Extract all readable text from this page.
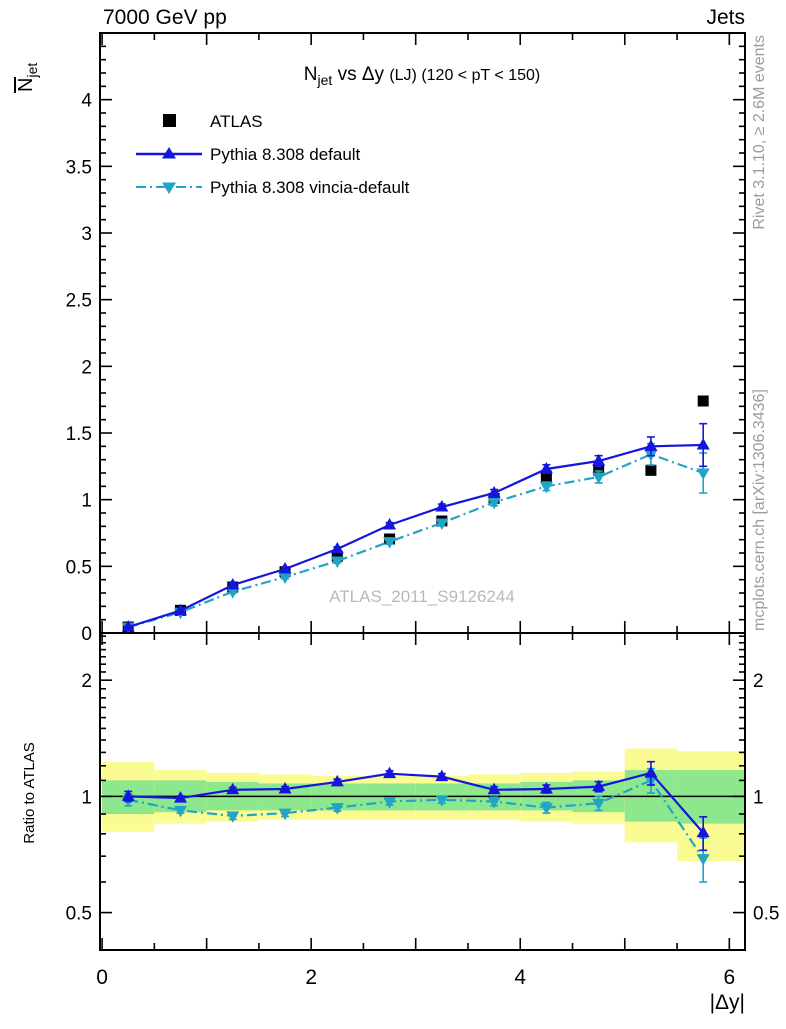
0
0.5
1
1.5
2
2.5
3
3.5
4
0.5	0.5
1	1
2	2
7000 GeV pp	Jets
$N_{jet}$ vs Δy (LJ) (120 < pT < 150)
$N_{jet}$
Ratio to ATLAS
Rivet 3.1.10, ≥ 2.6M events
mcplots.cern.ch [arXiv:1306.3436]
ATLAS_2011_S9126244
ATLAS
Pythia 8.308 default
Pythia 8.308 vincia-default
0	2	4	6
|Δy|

YOUR TASK =
Search the data for the string "Pythia" and copy each line where it appears.

SOLUTION FOR THIS PROBLEM =
Pythia 8.308 default
Pythia 8.308 vincia-default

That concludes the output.